(Records excerpted from a collection)
◆ ◆ ◆

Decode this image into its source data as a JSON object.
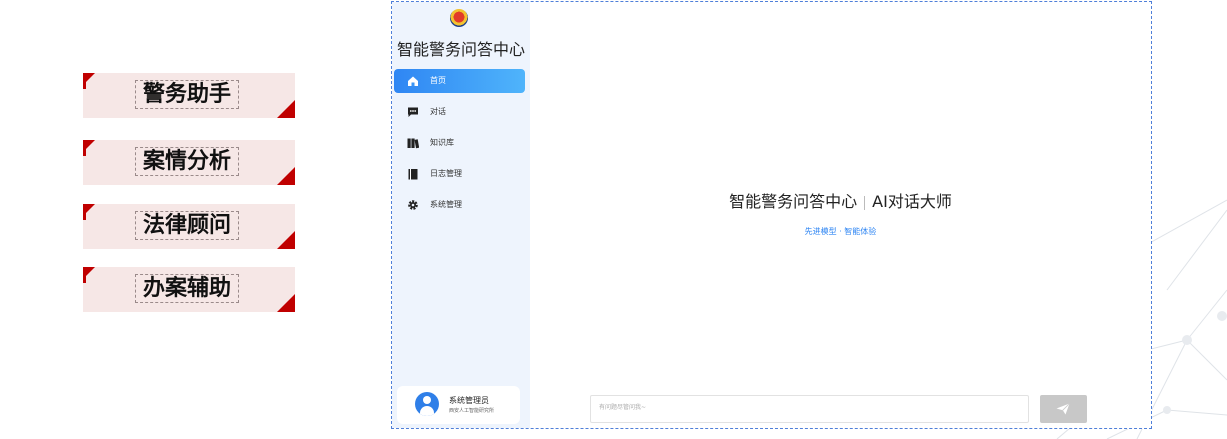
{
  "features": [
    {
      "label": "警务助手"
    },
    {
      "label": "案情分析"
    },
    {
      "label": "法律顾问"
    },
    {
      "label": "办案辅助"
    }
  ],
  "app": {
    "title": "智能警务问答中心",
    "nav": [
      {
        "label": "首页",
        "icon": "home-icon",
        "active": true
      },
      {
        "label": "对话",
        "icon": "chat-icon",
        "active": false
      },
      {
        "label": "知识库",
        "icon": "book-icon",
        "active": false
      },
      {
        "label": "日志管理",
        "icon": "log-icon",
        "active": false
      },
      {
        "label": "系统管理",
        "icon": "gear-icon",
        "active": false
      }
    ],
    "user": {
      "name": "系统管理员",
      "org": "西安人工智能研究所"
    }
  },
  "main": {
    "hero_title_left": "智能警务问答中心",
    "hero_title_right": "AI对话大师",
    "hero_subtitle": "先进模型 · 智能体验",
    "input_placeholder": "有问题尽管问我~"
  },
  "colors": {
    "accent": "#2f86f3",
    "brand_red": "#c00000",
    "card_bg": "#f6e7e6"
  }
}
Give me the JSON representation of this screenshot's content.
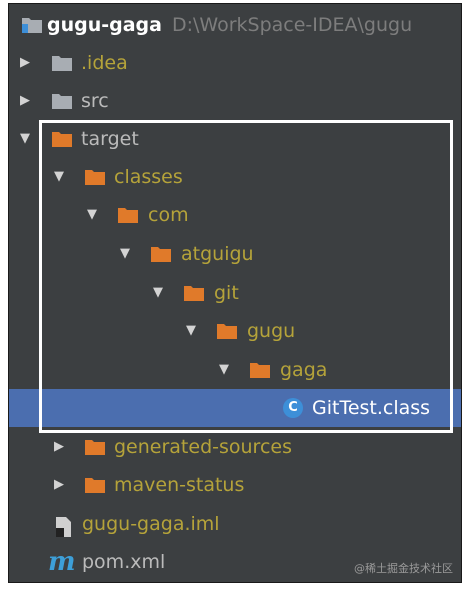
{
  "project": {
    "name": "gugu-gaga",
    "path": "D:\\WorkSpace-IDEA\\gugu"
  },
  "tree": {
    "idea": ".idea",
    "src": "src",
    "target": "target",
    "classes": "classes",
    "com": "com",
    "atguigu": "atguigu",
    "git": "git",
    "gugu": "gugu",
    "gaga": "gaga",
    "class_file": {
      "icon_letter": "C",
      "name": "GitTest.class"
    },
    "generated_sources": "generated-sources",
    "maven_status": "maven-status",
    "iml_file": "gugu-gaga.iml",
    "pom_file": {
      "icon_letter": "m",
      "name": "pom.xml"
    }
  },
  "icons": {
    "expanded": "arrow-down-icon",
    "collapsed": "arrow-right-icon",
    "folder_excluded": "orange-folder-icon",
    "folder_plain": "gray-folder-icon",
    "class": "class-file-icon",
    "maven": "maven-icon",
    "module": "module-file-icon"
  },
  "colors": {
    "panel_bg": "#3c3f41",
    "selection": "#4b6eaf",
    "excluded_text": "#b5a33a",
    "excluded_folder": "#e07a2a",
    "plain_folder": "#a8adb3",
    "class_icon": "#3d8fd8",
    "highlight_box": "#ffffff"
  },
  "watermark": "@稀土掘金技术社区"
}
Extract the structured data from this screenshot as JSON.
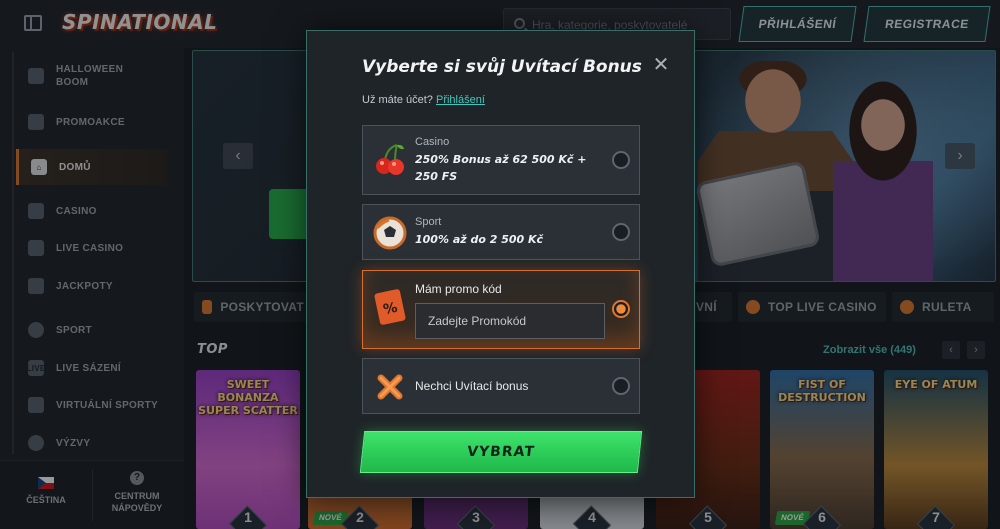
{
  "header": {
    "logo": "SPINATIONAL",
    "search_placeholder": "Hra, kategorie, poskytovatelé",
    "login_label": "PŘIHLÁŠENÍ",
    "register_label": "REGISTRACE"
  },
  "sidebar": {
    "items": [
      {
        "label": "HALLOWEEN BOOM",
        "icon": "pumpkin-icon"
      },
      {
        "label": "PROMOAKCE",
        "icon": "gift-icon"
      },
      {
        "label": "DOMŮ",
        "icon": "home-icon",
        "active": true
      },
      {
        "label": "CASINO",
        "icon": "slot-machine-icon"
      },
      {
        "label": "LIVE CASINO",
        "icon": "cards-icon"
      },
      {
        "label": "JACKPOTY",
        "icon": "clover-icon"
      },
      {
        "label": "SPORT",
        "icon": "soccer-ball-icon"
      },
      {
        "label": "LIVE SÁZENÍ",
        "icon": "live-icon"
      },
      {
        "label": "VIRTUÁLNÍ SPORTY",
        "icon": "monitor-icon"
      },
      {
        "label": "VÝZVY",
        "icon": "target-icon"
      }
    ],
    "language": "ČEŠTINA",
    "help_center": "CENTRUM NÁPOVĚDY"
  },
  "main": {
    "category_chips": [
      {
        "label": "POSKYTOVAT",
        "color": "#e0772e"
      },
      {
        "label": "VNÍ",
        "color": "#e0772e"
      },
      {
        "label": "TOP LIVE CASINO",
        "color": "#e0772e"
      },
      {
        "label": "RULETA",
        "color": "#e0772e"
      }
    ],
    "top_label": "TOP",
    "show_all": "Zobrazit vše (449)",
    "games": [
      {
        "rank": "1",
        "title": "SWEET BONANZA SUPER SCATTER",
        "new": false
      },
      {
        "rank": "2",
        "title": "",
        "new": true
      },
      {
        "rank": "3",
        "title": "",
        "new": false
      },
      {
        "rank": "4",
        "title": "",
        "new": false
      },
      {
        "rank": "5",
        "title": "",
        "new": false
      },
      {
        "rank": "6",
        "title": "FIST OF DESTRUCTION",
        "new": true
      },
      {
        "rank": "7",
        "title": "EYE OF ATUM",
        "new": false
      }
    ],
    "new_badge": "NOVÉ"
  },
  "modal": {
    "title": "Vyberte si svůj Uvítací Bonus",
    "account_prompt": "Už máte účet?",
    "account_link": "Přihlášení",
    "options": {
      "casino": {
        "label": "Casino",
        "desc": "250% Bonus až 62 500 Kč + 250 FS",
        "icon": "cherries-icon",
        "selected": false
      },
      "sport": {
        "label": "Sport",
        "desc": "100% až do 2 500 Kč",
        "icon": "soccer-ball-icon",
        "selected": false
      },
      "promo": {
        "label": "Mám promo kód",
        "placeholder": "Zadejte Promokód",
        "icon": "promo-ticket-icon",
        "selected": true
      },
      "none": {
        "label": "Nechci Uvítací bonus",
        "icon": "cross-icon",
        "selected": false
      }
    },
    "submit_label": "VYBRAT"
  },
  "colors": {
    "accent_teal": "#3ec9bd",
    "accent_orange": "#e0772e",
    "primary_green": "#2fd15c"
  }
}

◆ ◆ ◆

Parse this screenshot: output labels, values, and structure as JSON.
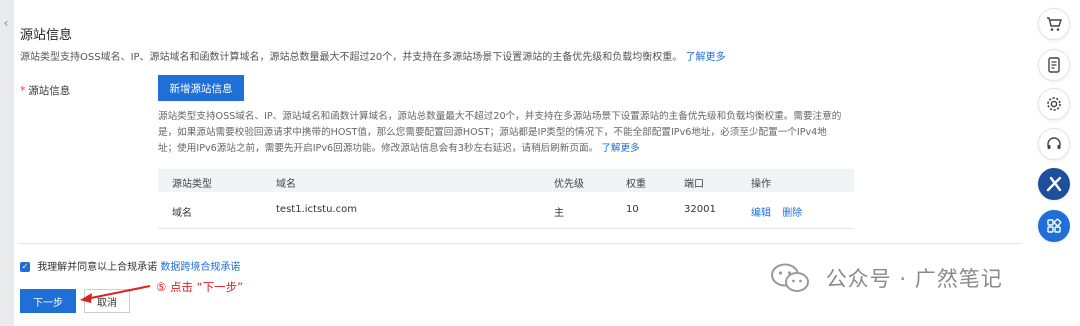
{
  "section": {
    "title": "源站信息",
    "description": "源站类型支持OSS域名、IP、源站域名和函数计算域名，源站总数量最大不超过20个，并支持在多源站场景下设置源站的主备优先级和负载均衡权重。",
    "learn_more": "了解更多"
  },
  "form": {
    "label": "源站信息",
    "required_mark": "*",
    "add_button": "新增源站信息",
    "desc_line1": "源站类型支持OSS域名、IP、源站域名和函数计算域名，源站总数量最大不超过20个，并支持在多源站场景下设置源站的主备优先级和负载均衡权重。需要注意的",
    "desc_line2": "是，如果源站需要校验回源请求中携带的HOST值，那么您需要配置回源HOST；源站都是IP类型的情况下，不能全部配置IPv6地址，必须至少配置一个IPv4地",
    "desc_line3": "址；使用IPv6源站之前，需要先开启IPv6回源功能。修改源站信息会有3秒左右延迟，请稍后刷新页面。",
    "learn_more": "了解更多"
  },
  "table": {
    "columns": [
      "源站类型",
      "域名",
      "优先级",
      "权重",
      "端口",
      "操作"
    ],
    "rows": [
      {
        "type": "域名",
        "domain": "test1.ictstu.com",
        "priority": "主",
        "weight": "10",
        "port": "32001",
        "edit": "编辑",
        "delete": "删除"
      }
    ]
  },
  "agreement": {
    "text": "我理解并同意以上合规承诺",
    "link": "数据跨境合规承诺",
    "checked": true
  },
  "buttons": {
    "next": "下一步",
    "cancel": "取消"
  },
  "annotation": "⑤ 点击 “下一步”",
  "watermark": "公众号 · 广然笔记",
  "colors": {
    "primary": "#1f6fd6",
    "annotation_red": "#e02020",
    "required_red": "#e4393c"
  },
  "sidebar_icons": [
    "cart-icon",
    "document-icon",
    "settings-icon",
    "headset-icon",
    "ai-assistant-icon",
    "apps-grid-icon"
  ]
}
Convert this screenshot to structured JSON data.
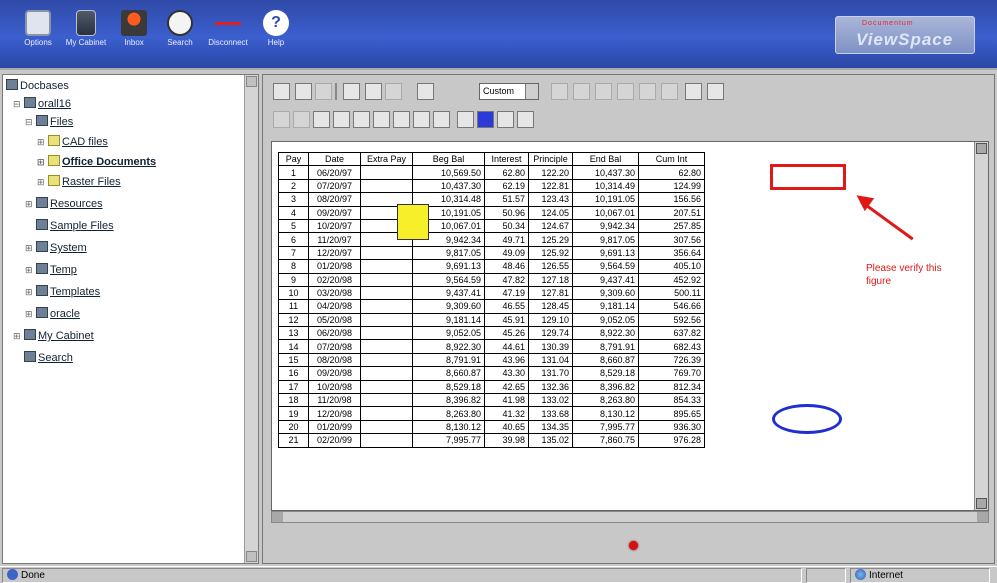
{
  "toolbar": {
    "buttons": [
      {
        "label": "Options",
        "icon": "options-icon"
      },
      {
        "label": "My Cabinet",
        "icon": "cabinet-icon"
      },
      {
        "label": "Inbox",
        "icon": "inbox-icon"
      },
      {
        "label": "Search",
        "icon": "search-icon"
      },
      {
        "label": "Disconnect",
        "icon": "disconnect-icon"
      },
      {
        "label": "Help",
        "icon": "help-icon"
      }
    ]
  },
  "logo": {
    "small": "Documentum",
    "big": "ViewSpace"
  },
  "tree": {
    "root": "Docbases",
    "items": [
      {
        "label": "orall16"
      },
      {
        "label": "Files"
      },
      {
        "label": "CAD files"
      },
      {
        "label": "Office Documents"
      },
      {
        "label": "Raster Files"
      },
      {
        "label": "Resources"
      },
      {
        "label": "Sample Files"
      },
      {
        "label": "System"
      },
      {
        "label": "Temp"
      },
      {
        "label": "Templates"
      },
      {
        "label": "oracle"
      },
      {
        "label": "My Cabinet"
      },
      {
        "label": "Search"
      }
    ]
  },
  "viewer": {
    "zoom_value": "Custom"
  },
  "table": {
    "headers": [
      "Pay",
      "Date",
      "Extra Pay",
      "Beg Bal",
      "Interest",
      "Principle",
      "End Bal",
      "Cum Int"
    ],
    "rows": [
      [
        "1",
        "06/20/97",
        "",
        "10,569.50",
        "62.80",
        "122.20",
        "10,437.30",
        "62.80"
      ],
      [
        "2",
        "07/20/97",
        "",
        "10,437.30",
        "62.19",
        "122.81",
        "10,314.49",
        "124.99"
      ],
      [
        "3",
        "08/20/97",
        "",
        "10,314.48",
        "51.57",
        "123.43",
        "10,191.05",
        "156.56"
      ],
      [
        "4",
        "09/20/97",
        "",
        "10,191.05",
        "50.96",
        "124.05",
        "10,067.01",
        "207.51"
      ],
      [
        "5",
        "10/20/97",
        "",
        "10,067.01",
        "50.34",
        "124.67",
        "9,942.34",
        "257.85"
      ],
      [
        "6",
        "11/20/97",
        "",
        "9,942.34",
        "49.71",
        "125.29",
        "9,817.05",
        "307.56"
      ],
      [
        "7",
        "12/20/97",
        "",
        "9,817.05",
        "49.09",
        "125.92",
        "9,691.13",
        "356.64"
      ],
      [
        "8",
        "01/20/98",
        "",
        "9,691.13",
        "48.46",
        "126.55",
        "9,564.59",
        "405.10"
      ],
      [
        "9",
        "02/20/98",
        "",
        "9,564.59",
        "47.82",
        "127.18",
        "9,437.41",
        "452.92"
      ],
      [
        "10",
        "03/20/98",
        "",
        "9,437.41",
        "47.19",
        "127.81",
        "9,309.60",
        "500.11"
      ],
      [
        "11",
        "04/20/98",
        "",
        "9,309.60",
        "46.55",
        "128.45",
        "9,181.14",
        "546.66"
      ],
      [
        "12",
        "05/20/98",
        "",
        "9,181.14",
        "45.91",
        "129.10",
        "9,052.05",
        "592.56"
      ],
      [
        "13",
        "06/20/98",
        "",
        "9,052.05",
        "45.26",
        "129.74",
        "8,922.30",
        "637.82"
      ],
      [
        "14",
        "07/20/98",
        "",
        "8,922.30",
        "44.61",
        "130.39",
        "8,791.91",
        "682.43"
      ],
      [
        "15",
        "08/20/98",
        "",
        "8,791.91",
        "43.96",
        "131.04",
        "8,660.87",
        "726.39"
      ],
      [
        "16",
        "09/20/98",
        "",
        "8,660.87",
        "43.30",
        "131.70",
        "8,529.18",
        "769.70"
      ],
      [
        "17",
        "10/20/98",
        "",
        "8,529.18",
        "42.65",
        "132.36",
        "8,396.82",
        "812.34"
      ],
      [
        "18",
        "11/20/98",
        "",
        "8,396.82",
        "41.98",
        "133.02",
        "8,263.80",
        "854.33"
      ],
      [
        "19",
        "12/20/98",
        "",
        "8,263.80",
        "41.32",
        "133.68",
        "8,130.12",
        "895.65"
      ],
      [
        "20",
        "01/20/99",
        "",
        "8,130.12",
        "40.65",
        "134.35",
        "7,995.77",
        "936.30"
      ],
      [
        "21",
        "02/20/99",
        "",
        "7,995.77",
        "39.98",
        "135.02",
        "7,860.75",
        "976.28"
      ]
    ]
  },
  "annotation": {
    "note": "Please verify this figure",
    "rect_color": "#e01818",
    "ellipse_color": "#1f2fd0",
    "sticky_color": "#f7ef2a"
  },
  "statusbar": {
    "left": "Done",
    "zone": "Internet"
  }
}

◆ ◆ ◆

## Exercise aim
Copy all lines from the listing that contain "Uvítací".

## Response for this exercise
    "title": "Vyberte si svůj Uvítací Bonus",
        "label": "Nechci Uvítací bonus",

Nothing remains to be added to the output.